### Aim
Below are some entries. Copy each line that holds the string "nefrologiya".
------------------------------------------------------------------------
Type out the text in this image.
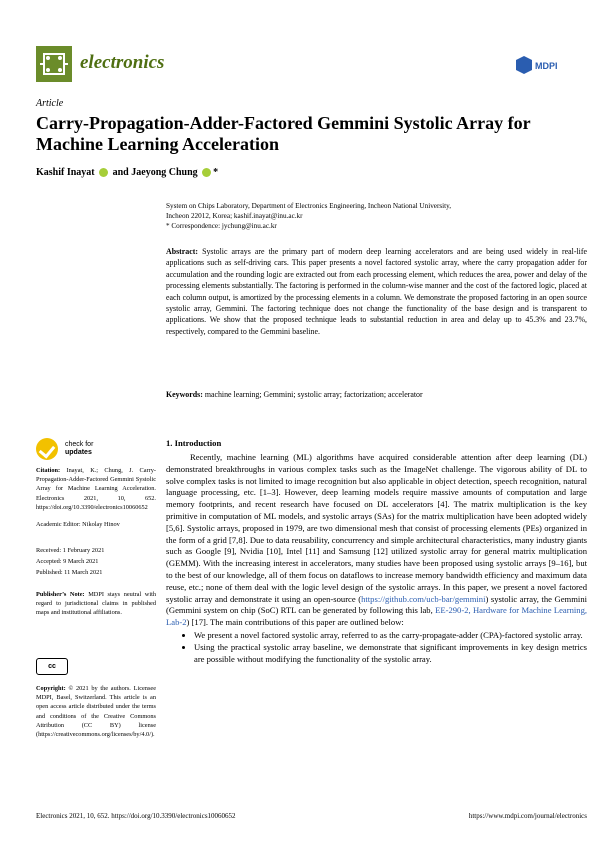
electronics	MDPI
Article
Carry-Propagation-Adder-Factored Gemmini Systolic Array for Machine Learning Acceleration
Kashif Inayat and Jaeyong Chung *
System on Chips Laboratory, Department of Electronics Engineering, Incheon National University,
Incheon 22012, Korea; kashif.inayat@inu.ac.kr
* Correspondence: jychung@inu.ac.kr
Abstract: Systolic arrays are the primary part of modern deep learning accelerators and are being used widely in real-life applications such as self-driving cars. This paper presents a novel factored systolic array, where the carry propagation adder for accumulation and the rounding logic are extracted out from each processing element, which reduces the area, power and delay of the processing elements substantially. The factoring is performed in the column-wise manner and the cost of the factored logic, placed at each column output, is amortized by the processing elements in a column. We demonstrate the proposed factoring in an open source systolic array, Gemmini. The factoring technique does not change the functionality of the base design and is transparent to applications. We show that the proposed technique leads to substantial reduction in area and delay up to 45.3% and 23.7%, respectively, compared to the Gemmini baseline.
Keywords: machine learning; Gemmini; systolic array; factorization; accelerator
check for
updates
Citation: Inayat, K.; Chung, J. Carry-Propagation-Adder-Factored Gemmini Systolic Array for Machine Learning Acceleration. Electronics 2021, 10, 652. https://doi.org/10.3390/electronics10060652
Academic Editor: Nikolay Hinov
Received: 1 February 2021
Accepted: 9 March 2021
Published: 11 March 2021
Publisher’s Note: MDPI stays neutral with regard to jurisdictional claims in published maps and institutional affiliations.
cc
Copyright: © 2021 by the authors. Licensee MDPI, Basel, Switzerland. This article is an open access article distributed under the terms and conditions of the Creative Commons Attribution (CC BY) license (https://creativecommons.org/licenses/by/4.0/).
1. Introduction

Recently, machine learning (ML) algorithms have acquired considerable attention after deep learning (DL) demonstrated breakthroughs in various complex tasks such as the ImageNet challenge. The vigorous ability of DL to solve complex tasks is not limited to image recognition but also applicable in object detection, speech recognition, natural language processing, etc. [1–3]. However, deep learning models require massive amounts of computation and large memory footprints, and recent research have focused on DL accelerators [4]. The matrix multiplication is the key primitive in computation of ML models, and systolic arrays (SAs) for the matrix multiplication have been adopted widely [5,6]. Systolic arrays, proposed in 1979, are two dimensional mesh that consist of processing elements (PEs) organized in the form of a grid [7,8]. Due to data reusability, concurrency and simple architectural characteristics, many industry giants such as Google [9], Nvidia [10], Intel [11] and Samsung [12] utilized systolic array for general matrix multiplication (GEMM). With the increasing interest in accelerators, many studies have been proposed using systolic arrays [9–16], but to the best of our knowledge, all of them focus on dataflows to increase memory bandwidth efficiency and maximum data reuse, etc.; none of them deal with the logic level design of the systolic arrays. In this paper, we present a novel factored systolic array and demonstrate it using an open-source (https://github.com/ucb-bar/gemmini) systolic array, the Gemmini (Gemmini system on chip (SoC) RTL can be generated by following this lab, EE-290-2, Hardware for Machine Learning, Lab-2) [17]. The main contributions of this paper are outlined below:

• We present a novel factored systolic array, referred to as the carry-propagate-adder (CPA)-factored systolic array.
• Using the practical systolic array baseline, we demonstrate that significant improvements in key design metrics are possible without modifying the functionality of the systolic array.
Electronics 2021, 10, 652. https://doi.org/10.3390/electronics10060652	https://www.mdpi.com/journal/electronics
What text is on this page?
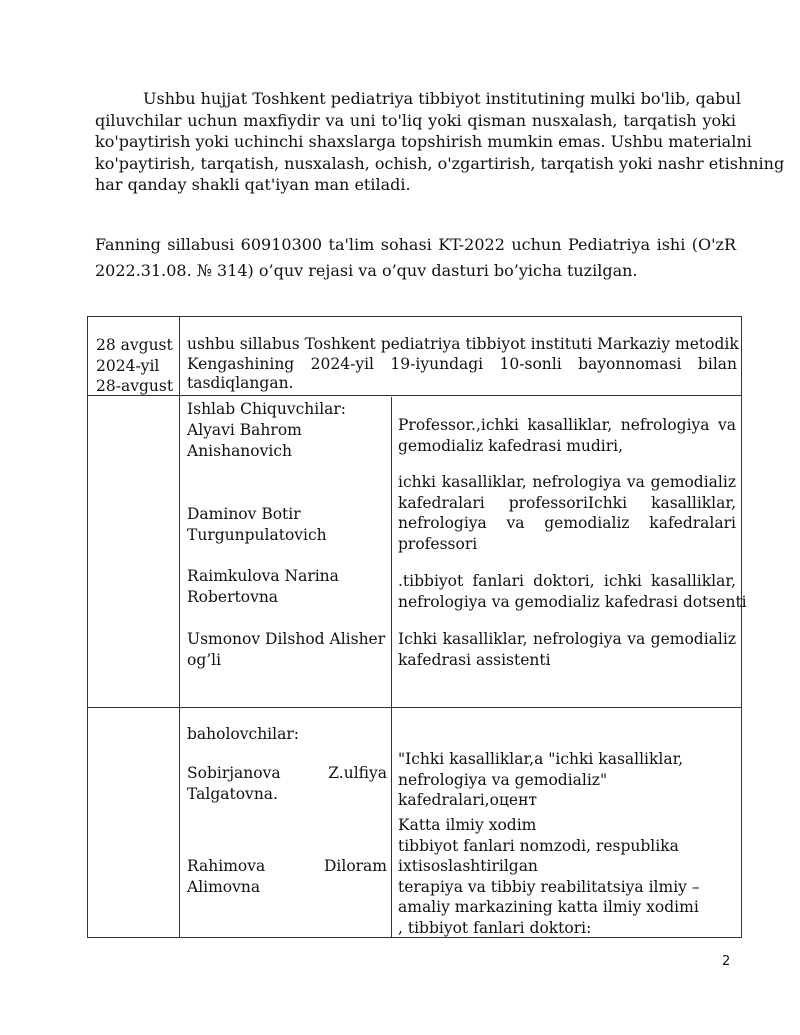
Ushbu hujjat Toshkent pediatriya tibbiyot institutining mulki bo'lib, qabul
qiluvchilar uchun maxfiydir va uni to'liq yoki qisman nusxalash, tarqatish yoki
ko'paytirish yoki uchinchi shaxslarga topshirish mumkin emas. Ushbu materialni
ko'paytirish, tarqatish, nusxalash, ochish, o'zgartirish, tarqatish yoki nashr etishning
har qanday shakli qat'iyan man etiladi.
Fanning sillabusi 60910300 ta'lim sohasi KT-2022 uchun Pediatriya ishi (O'zR
2022.31.08. № 314) o’quv rejasi va o’quv dasturi bo’yicha tuzilgan.
28 avgust
2024-yil
28-avgust
ushbu sillabus Toshkent pediatriya tibbiyot instituti Markaziy metodik
Kengashining 2024-yil 19-iyundagi 10-sonli bayonnomasi bilan
tasdiqlangan.
Ishlab Chiquvchilar:
Alyavi Bahrom
Anishanovich
Professor.,ichki kasalliklar, nefrologiya va
gemodializ kafedrasi mudiri,
Daminov Botir
Turgunpulatovich
ichki kasalliklar, nefrologiya va gemodializ
kafedralari professoriIchki kasalliklar,
nefrologiya va gemodializ kafedralari
professori
Raimkulova Narina
Robertovna
.tibbiyot fanlari doktori, ichki kasalliklar,
nefrologiya va gemodializ kafedrasi dotsenti
Usmonov Dilshod Alisher
og’li
Ichki kasalliklar, nefrologiya va gemodializ
kafedrasi assistenti
baholovchilar:
Sobirjanova Z.ulfiya
Talgatovna.
"Ichki kasalliklar,a "ichki kasalliklar,
nefrologiya va gemodializ" kafedralari,оцент
Rahimova Diloram
Alimovna
Katta ilmiy xodim
tibbiyot fanlari nomzodi, respublika
ixtisoslashtirilgan
terapiya va tibbiy reabilitatsiya ilmiy –
amaliy markazining katta ilmiy xodimi
, tibbiyot fanlari doktori:
2
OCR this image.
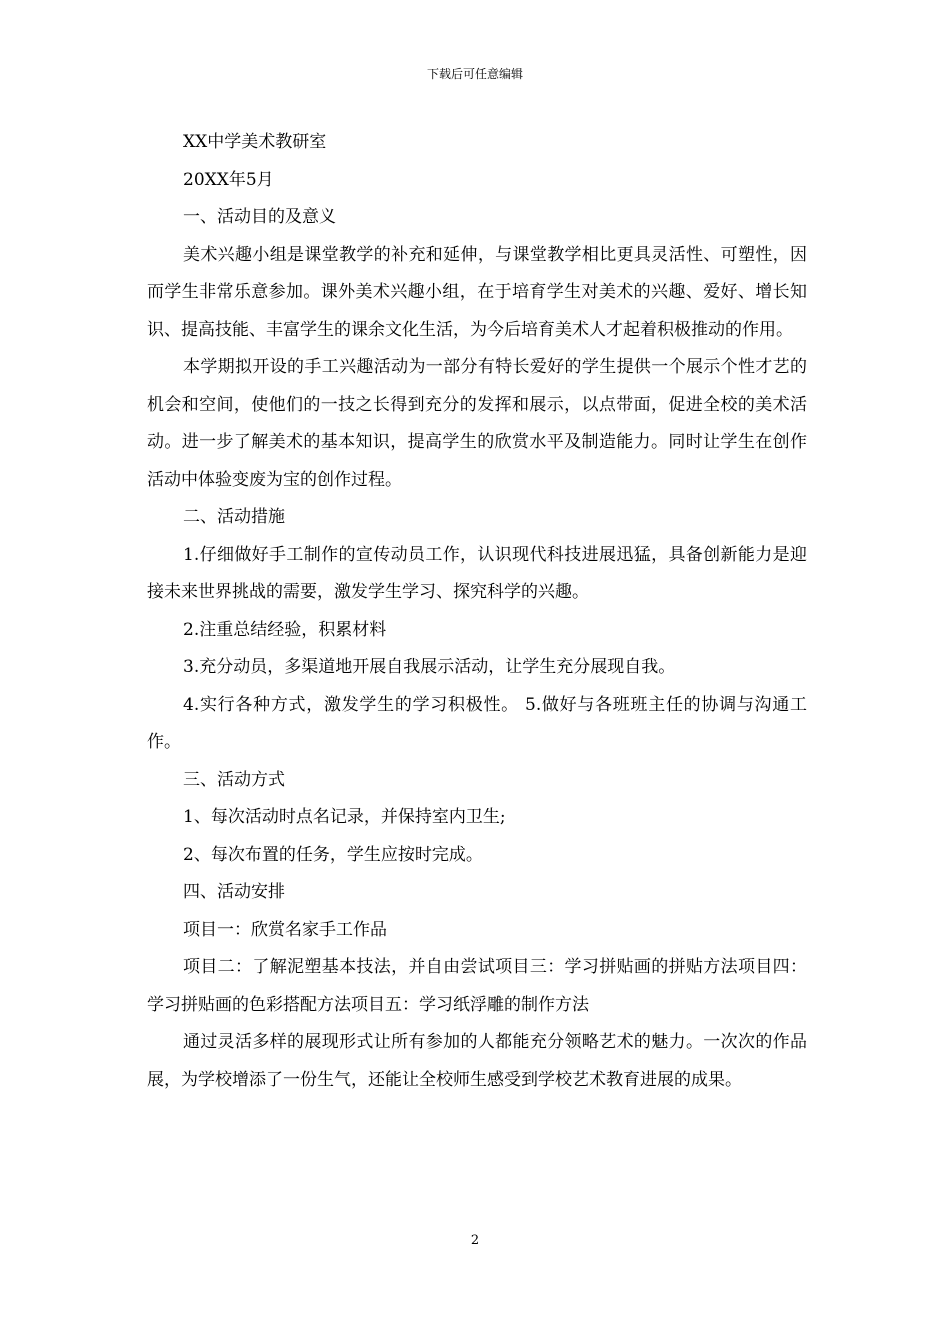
下载后可任意编辑

XX中学美术教研室

20XX年5月

一、活动目的及意义

美术兴趣小组是课堂教学的补充和延伸，与课堂教学相比更具灵活性、可塑性，因而学生非常乐意参加。课外美术兴趣小组，在于培育学生对美术的兴趣、爱好、增长知识、提高技能、丰富学生的课余文化生活，为今后培育美术人才起着积极推动的作用。

本学期拟开设的手工兴趣活动为一部分有特长爱好的学生提供一个展示个性才艺的机会和空间，使他们的一技之长得到充分的发挥和展示，以点带面，促进全校的美术活动。进一步了解美术的基本知识，提高学生的欣赏水平及制造能力。同时让学生在创作活动中体验变废为宝的创作过程。

二、活动措施

1.仔细做好手工制作的宣传动员工作，认识现代科技进展迅猛，具备创新能力是迎接未来世界挑战的需要，激发学生学习、探究科学的兴趣。

2.注重总结经验，积累材料

3.充分动员，多渠道地开展自我展示活动，让学生充分展现自我。

4.实行各种方式，激发学生的学习积极性。 5.做好与各班班主任的协调与沟通工作。

三、活动方式

1、每次活动时点名记录，并保持室内卫生;

2、每次布置的任务，学生应按时完成。

四、活动安排

项目一：欣赏名家手工作品

项目二：了解泥塑基本技法，并自由尝试项目三：学习拼贴画的拼贴方法项目四：学习拼贴画的色彩搭配方法项目五：学习纸浮雕的制作方法

通过灵活多样的展现形式让所有参加的人都能充分领略艺术的魅力。一次次的作品展，为学校增添了一份生气，还能让全校师生感受到学校艺术教育进展的成果。

2
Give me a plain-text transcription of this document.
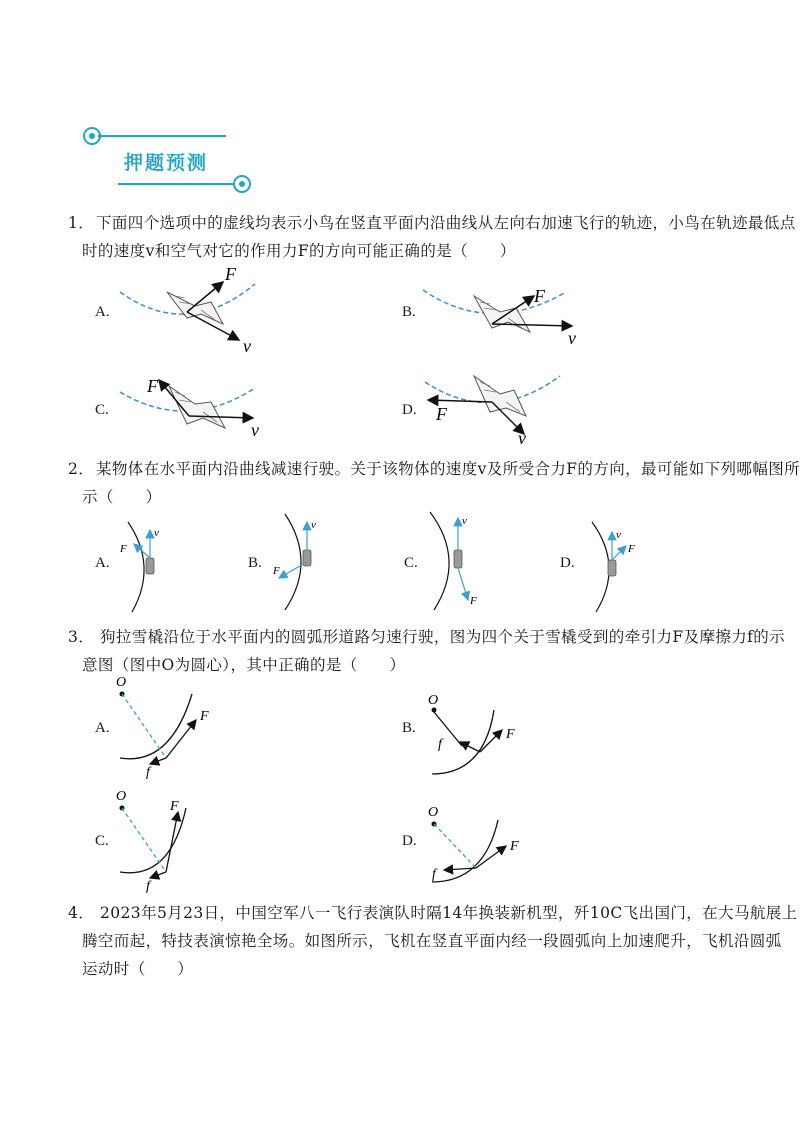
押题预测
1． 下面四个选项中的虚线均表示小鸟在竖直平面内沿曲线从左向右加速飞行的轨迹，小鸟在轨迹最低点
时的速度v和空气对它的作用力F的方向可能正确的是（　　）
A.	B.
C.	D.
F
v
F
v
F
v
F
v
2． 某物体在水平面内沿曲线减速行驶。关于该物体的速度v及所受合力F的方向，最可能如下列哪幅图所
示（　　）
A.	B.	C.	D.
v
F
v
F
v
F
v
F
3． 狗拉雪橇沿位于水平面内的圆弧形道路匀速行驶，图为四个关于雪橇受到的牵引力F及摩擦力f的示
意图（图中O为圆心），其中正确的是（　　）
A.	B.
C.	D.
O
F
f
O
F
f
O
F
f
O
F
f
4． 2023年5月23日，中国空军八一飞行表演队时隔14年换装新机型，歼10C飞出国门，在大马航展上
腾空而起，特技表演惊艳全场。如图所示，飞机在竖直平面内经一段圆弧向上加速爬升，飞机沿圆弧
运动时（　　）
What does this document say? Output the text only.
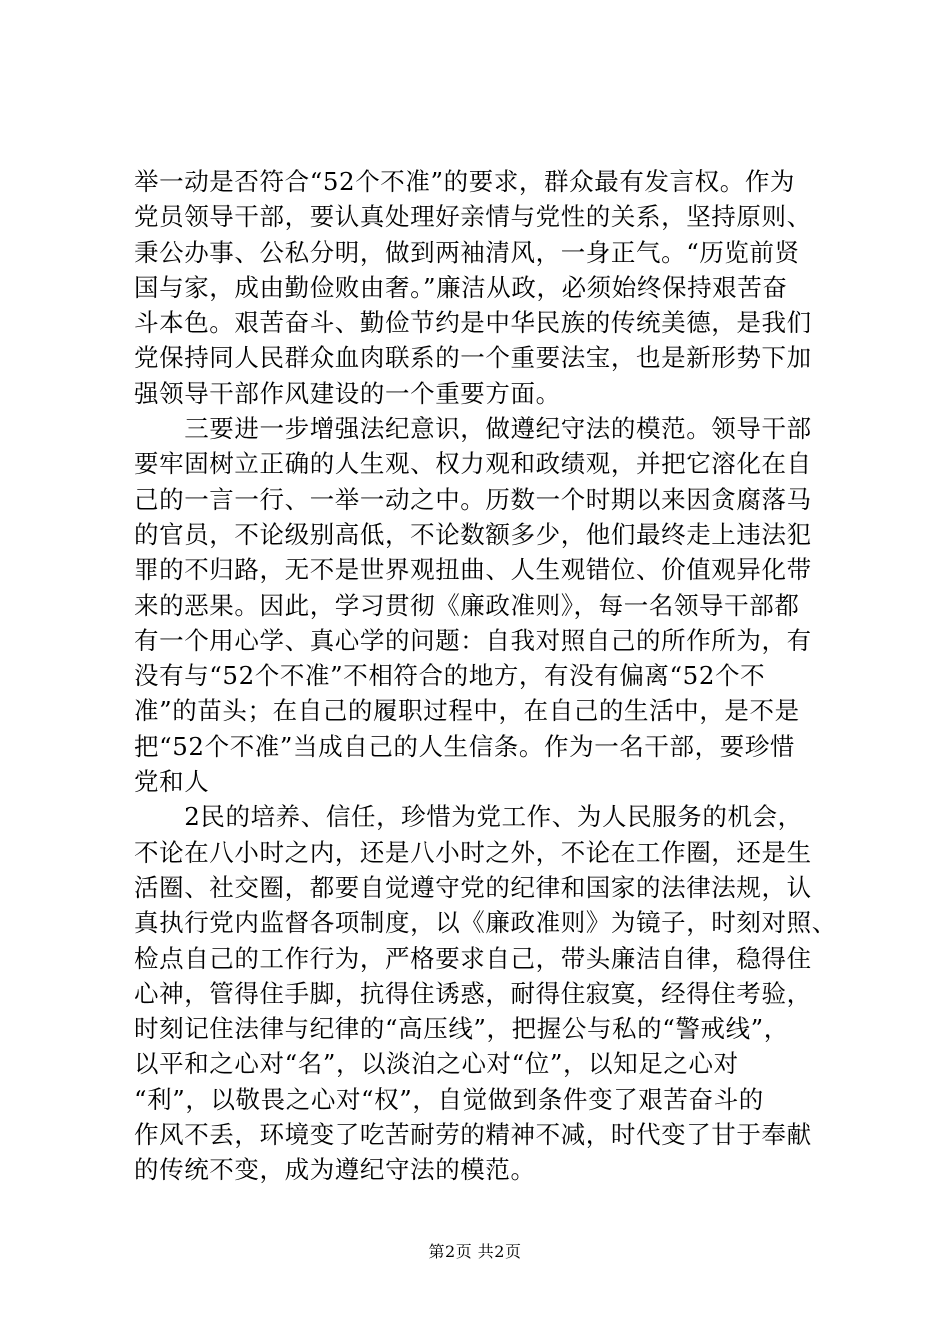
举一动是否符合“52个不准”的要求，群众最有发言权。作为
党员领导干部，要认真处理好亲情与党性的关系，坚持原则、
秉公办事、公私分明，做到两袖清风，一身正气。“历览前贤
国与家，成由勤俭败由奢。”廉洁从政，必须始终保持艰苦奋
斗本色。艰苦奋斗、勤俭节约是中华民族的传统美德，是我们
党保持同人民群众血肉联系的一个重要法宝，也是新形势下加
强领导干部作风建设的一个重要方面。
　　三要进一步增强法纪意识，做遵纪守法的模范。领导干部
要牢固树立正确的人生观、权力观和政绩观，并把它溶化在自
己的一言一行、一举一动之中。历数一个时期以来因贪腐落马
的官员，不论级别高低，不论数额多少，他们最终走上违法犯
罪的不归路，无不是世界观扭曲、人生观错位、价值观异化带
来的恶果。因此，学习贯彻《廉政准则》，每一名领导干部都
有一个用心学、真心学的问题：自我对照自己的所作所为，有
没有与“52个不准”不相符合的地方，有没有偏离“52个不
准”的苗头；在自己的履职过程中，在自己的生活中，是不是
把“52个不准”当成自己的人生信条。作为一名干部，要珍惜
党和人
　　2民的培养、信任，珍惜为党工作、为人民服务的机会，
不论在八小时之内，还是八小时之外，不论在工作圈，还是生
活圈、社交圈，都要自觉遵守党的纪律和国家的法律法规，认
真执行党内监督各项制度，以《廉政准则》为镜子，时刻对照、
检点自己的工作行为，严格要求自己，带头廉洁自律，稳得住
心神，管得住手脚，抗得住诱惑，耐得住寂寞，经得住考验，
时刻记住法律与纪律的“高压线”，把握公与私的“警戒线”，
以平和之心对“名”，以淡泊之心对“位”，以知足之心对
“利”，以敬畏之心对“权”，自觉做到条件变了艰苦奋斗的
作风不丢，环境变了吃苦耐劳的精神不减，时代变了甘于奉献
的传统不变，成为遵纪守法的模范。
第2页 共2页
------------------------------------------------------------------------
### Answer in full
Professor.,ichki kasalliklar, nefrologiya va
ichki kasalliklar, nefrologiya va gemodializ
nefrologiya va gemodializ kafedralari
nefrologiya va gemodializ kafedrasi dotsenti
Ichki kasalliklar, nefrologiya va gemodializ
nefrologiya va gemodializ" kafedralari,оцент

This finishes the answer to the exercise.